* [Short problem]:
Each line containing the word "interests" must be collected.

#### Materials provided

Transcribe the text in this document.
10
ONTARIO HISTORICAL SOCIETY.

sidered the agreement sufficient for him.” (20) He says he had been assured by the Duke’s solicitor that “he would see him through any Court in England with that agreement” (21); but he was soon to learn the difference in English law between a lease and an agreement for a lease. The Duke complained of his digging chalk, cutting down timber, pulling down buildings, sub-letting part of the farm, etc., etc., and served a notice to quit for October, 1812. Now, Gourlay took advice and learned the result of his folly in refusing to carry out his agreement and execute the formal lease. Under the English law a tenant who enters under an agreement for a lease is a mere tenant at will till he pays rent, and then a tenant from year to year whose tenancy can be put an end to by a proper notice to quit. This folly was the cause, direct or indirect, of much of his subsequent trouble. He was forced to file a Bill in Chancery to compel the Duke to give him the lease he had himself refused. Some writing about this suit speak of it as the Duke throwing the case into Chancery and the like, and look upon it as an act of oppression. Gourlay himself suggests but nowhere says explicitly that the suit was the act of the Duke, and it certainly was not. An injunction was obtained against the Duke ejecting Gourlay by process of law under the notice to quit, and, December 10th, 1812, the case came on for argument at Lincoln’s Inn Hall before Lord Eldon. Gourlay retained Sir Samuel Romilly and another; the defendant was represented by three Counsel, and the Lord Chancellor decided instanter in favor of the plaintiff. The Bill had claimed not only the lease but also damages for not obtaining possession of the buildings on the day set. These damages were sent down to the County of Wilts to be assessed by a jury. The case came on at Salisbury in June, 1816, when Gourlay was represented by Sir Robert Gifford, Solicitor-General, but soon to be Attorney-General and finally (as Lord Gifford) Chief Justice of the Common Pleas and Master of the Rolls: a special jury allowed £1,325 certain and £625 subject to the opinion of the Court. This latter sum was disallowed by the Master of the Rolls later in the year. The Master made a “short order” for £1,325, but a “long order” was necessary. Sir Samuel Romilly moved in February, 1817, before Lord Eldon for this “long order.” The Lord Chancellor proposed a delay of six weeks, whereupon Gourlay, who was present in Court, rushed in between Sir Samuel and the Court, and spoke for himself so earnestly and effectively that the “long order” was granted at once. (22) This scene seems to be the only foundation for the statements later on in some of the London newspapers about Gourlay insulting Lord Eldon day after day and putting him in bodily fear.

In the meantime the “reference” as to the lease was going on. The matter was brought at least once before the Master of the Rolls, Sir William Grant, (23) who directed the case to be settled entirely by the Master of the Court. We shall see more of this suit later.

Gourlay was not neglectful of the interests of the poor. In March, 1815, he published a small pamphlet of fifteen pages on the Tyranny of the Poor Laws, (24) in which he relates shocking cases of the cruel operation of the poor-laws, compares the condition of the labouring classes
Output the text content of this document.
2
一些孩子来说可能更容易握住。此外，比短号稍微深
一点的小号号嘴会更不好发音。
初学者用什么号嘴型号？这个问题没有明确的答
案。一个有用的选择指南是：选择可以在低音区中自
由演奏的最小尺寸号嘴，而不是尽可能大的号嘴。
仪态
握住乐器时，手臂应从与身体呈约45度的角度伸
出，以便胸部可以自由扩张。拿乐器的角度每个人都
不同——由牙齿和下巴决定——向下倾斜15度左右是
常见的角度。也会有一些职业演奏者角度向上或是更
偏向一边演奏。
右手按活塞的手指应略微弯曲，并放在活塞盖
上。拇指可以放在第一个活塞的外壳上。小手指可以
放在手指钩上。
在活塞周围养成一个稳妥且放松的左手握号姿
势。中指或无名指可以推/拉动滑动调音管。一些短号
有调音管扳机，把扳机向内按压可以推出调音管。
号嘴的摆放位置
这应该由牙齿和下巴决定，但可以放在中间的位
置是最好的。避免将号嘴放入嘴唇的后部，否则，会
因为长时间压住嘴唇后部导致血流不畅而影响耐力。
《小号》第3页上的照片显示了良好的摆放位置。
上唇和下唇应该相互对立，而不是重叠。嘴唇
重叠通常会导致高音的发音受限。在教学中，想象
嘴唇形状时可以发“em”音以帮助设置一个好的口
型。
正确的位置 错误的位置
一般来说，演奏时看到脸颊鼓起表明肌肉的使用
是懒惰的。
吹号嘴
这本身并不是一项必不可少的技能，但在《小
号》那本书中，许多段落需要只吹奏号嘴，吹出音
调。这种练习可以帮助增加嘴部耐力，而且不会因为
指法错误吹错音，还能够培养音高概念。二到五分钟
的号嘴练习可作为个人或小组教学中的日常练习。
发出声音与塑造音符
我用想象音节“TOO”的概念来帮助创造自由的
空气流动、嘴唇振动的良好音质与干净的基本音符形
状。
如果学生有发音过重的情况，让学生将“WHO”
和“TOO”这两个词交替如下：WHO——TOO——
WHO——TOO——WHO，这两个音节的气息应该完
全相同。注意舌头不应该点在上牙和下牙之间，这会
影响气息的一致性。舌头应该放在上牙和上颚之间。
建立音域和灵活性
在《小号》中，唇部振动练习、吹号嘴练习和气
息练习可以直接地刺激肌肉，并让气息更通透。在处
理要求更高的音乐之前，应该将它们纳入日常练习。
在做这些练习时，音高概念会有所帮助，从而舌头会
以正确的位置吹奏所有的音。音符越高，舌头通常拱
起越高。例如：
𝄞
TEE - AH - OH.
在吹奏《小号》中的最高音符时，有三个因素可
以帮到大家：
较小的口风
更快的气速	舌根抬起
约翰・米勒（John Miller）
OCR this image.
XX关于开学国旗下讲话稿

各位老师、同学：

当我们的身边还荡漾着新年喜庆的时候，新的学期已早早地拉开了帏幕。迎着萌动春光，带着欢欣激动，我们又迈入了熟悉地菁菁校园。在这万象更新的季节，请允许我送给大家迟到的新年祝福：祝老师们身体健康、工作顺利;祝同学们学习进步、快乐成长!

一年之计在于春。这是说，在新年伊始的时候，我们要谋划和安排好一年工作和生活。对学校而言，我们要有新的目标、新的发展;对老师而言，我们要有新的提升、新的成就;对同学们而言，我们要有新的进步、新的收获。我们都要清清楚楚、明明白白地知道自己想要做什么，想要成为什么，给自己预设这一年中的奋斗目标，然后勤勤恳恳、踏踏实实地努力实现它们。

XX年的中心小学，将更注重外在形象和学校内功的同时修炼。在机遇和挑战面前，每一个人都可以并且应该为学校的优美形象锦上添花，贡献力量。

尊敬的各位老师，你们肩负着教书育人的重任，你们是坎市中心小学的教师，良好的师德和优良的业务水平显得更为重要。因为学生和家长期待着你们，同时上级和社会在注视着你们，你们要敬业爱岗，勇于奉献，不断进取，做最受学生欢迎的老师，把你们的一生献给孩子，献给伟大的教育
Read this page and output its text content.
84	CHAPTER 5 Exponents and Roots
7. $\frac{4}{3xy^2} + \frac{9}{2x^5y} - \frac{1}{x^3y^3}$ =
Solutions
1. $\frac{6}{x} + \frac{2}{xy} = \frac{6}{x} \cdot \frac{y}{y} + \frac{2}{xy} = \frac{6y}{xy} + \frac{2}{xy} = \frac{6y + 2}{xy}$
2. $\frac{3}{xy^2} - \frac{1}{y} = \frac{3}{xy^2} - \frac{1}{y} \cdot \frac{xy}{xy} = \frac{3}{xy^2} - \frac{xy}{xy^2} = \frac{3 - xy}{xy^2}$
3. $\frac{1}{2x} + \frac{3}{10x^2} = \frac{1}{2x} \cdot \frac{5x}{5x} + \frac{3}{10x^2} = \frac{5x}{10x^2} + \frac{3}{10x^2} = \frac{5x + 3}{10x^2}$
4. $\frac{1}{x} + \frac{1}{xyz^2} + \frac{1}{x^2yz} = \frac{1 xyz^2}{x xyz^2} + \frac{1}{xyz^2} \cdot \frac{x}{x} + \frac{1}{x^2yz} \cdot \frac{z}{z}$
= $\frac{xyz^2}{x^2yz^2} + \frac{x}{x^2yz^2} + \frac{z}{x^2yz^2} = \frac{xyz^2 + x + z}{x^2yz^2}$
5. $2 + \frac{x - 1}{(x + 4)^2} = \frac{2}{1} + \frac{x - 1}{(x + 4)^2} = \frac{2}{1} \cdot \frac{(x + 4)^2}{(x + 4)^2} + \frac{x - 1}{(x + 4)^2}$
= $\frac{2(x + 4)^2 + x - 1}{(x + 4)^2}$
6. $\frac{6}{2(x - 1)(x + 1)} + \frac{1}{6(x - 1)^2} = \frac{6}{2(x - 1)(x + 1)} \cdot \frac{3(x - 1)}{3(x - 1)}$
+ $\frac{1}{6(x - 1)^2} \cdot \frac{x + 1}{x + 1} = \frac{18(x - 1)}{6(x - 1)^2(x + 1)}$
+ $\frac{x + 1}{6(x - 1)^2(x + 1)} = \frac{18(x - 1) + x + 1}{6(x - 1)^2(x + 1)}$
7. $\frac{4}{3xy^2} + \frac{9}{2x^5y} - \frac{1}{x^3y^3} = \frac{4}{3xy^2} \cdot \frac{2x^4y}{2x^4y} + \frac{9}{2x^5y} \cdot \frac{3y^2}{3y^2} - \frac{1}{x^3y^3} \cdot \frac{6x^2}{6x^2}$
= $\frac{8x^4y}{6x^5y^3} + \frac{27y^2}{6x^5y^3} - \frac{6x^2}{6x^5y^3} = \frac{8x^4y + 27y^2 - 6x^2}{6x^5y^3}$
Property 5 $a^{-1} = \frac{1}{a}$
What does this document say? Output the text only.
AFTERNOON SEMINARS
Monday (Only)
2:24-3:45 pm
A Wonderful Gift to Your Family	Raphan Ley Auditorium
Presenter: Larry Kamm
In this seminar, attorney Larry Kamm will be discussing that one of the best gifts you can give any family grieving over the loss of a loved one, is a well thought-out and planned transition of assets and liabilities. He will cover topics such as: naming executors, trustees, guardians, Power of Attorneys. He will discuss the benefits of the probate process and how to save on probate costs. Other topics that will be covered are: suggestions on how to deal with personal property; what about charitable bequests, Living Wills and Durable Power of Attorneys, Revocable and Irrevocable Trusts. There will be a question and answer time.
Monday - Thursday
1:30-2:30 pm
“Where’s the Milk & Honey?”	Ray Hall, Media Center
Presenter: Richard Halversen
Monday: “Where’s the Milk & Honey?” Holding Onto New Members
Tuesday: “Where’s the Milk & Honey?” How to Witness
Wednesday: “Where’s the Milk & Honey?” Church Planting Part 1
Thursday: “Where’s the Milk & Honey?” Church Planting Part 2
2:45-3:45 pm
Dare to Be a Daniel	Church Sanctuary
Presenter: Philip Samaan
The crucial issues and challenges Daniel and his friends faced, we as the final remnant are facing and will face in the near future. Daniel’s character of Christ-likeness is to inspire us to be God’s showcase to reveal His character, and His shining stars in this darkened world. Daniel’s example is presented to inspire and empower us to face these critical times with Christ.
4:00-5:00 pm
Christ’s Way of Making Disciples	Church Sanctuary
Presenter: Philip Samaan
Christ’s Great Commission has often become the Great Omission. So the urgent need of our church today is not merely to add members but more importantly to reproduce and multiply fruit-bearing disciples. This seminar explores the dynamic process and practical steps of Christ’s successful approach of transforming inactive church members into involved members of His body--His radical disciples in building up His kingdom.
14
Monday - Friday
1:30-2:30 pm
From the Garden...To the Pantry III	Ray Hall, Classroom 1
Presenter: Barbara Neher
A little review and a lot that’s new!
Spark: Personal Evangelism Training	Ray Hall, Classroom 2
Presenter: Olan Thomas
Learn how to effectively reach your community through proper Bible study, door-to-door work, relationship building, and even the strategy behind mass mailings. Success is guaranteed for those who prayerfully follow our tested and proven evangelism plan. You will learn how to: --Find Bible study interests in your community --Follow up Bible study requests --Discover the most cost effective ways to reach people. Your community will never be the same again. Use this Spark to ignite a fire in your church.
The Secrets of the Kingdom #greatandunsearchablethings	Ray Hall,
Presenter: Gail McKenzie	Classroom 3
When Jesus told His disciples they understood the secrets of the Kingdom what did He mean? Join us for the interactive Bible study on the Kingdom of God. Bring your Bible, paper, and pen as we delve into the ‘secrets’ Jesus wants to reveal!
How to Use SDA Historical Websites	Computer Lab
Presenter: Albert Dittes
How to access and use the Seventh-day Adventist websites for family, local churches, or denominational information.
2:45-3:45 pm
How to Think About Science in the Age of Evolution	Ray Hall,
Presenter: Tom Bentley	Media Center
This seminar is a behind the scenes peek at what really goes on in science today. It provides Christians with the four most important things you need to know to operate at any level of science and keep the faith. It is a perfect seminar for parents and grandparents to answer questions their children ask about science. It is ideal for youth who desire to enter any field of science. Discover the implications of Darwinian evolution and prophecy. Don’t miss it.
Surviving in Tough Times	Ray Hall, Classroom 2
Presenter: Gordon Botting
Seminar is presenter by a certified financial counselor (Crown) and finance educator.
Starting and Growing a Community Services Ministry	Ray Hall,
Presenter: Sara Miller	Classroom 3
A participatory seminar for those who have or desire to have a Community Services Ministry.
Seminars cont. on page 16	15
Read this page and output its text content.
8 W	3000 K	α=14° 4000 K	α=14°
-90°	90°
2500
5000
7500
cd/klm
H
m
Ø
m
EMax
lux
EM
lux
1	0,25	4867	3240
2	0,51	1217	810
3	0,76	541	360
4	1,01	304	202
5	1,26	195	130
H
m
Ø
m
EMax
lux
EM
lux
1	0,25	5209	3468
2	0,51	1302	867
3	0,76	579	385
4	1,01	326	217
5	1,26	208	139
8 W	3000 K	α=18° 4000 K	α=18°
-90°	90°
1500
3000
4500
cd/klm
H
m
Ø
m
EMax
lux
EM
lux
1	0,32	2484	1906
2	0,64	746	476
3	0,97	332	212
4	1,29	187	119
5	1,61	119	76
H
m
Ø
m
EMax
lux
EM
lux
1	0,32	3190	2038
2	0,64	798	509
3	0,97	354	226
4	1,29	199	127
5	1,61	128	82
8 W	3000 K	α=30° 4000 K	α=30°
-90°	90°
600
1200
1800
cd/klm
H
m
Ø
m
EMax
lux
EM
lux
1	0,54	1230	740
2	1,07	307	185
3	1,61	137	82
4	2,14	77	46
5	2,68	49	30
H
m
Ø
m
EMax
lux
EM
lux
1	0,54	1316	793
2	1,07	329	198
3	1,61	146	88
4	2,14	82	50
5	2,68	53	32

########

* [Task solution]:
Gourlay was not neglectful of the interests of the poor. In March, 1815, he published a small pamphlet of fifteen pages on the Tyranny of the Poor Laws, (24) in which he relates shocking cases of the cruel operation of the poor-laws, compares the condition of the labouring classes
Learn how to effectively reach your community through proper Bible study, door-to-door work, relationship building, and even the strategy behind mass mailings. Success is guaranteed for those who prayerfully follow our tested and proven evangelism plan. You will learn how to: --Find Bible study interests in your community --Follow up Bible study requests --Discover the most cost effective ways to reach people. Your community will never be the same again. Use this Spark to ignite a fire in your church.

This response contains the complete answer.